- Given passage
= Beginning of Section =

Before you take Philby's comments at face value, a few things to note:
1) Philby gave this speech under the auspices of the Soviet Union, a totalitarian state where communication was heavily controlled and censored, with art required to be politically acceptable, with neighbors spying on each other and family members reporting disloyal statements to secret police, and with copy and fax machines requiring licenses (IIRC); where saying the wrong thing could get you killed, imprisoned in a mental hospital or sent to Siberia; and where propaganda was omnipresent. He said no more than what was allowed and likely, I think, what he was told to say.
2) In the recording the audio doesn't match the video. The BBC attributes that to equipment issues; but maybe his speech was edited or dubbed. The Soviets seemed to do things like that regularly; for example, leaders who later became unpopular with the regime were reputedly removed from historical photos with an 'airbrush' (this was before digital imagery) and from all other historical records.
3) At least one aspect of his speech sounds clearly like Soviet propaganda: He attributes a large part of his success to being in the 'governing class' in England; that is, Philby is blaming UK's the class system for their intelligence incompetence. A foundation of Soviet ideology was that they were a classless system, superior to the West where the masses were oppressed by the elite. It would be surprising to me if Philby's comments were a coincidence.

= End of Section =

Data for recognizing document structure:
= Beginning of Section =

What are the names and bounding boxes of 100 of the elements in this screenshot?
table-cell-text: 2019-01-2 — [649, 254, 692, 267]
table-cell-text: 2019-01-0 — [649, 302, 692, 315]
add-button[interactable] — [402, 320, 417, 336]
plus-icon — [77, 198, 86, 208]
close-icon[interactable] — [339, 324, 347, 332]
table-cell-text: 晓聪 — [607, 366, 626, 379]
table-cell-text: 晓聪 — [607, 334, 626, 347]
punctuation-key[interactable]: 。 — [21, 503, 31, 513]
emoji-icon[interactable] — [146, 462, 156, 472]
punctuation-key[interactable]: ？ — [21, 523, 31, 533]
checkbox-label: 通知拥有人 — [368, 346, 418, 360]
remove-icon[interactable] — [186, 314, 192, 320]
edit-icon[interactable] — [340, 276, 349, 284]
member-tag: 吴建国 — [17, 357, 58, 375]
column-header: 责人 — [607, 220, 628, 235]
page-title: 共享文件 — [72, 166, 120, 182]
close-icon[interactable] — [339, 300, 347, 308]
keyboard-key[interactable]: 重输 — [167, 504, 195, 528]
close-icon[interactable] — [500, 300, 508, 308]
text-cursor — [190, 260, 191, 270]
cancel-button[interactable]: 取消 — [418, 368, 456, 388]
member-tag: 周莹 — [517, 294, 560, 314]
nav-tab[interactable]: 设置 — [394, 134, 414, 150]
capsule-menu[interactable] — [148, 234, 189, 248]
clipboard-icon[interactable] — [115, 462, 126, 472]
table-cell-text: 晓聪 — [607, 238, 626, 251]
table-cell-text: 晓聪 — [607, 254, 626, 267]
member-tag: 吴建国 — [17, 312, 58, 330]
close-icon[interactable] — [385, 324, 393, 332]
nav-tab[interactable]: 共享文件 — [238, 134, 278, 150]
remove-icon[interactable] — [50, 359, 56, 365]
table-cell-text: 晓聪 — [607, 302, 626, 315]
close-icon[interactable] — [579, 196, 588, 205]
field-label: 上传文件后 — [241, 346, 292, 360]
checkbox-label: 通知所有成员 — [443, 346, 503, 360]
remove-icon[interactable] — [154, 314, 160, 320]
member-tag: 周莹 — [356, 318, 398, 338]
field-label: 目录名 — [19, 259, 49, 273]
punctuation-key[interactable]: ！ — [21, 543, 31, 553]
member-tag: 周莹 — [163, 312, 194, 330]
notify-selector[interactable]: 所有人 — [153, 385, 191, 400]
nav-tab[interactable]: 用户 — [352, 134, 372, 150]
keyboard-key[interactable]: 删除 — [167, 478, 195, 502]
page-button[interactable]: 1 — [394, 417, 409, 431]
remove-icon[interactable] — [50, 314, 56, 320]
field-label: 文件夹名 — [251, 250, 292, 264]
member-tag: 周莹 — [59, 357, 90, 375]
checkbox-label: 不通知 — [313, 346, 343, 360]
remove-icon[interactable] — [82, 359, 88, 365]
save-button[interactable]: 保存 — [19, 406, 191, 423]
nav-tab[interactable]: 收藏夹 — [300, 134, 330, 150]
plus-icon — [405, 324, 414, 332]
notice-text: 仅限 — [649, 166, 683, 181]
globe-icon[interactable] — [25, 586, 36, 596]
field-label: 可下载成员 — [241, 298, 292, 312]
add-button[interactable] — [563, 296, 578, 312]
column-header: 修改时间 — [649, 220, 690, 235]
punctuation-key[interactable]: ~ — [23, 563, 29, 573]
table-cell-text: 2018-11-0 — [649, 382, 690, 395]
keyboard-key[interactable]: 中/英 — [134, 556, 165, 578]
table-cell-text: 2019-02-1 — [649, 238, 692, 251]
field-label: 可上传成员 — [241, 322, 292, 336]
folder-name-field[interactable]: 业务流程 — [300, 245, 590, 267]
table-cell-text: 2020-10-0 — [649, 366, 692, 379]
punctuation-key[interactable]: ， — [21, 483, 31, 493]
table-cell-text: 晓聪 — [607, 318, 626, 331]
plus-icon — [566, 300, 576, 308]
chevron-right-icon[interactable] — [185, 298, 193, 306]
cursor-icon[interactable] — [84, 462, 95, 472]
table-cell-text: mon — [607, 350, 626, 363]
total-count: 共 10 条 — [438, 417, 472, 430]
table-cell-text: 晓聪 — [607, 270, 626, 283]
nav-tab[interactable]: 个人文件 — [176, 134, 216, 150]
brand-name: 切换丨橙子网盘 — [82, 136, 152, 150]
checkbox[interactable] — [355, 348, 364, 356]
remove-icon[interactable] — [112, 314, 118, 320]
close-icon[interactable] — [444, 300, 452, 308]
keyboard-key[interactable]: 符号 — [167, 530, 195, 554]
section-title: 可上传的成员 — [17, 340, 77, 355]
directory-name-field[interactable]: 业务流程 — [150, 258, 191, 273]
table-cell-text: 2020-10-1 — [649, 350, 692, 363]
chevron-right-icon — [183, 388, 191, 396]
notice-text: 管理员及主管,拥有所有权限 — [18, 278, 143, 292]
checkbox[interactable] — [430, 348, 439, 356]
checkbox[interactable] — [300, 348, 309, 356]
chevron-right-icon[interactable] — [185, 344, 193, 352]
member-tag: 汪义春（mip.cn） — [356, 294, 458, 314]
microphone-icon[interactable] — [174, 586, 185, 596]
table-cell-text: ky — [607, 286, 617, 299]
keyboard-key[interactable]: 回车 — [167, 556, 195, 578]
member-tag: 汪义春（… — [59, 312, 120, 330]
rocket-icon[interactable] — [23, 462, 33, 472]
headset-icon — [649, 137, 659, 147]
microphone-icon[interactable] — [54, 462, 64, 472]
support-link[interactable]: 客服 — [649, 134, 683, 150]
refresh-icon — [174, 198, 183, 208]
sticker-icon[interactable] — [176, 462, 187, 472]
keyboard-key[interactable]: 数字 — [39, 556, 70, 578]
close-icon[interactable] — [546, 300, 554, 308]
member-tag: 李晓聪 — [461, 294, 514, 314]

= End of Section =

- Things to do
**a.** Retype the part of the comment on Philby's speech from "2) In the recording" up to and including "other historical records.".
**b.** For each statement below, say yes or no depending on whether the comment on Philby's speech agrees with it, and quote the words from it that decide the answer.
(i) The BBC blames equipment issues for the audio not matching the video.
(ii) Unpopular leaders were removed from historical photos using digital tools.
(iii) Philby credits much of his success to being in England's "governing class."

- Expected outputs
**a.**
2) In the recording the audio doesn't match the video. The BBC attributes that to equipment issues; but maybe his speech was edited or dubbed. The Soviets seemed to do things like that regularly; for example, leaders who later became unpopular with the regime were reputedly removed from historical photos with an 'airbrush' (this was before digital imagery) and from all other historical records.

**b.**
(i) Yes: "The BBC attributes that to equipment issues"
(ii) No: "with an 'airbrush' (this was before digital imagery)"
(iii) Yes: "He attributes a large part of his success to being in the 'governing class' in England"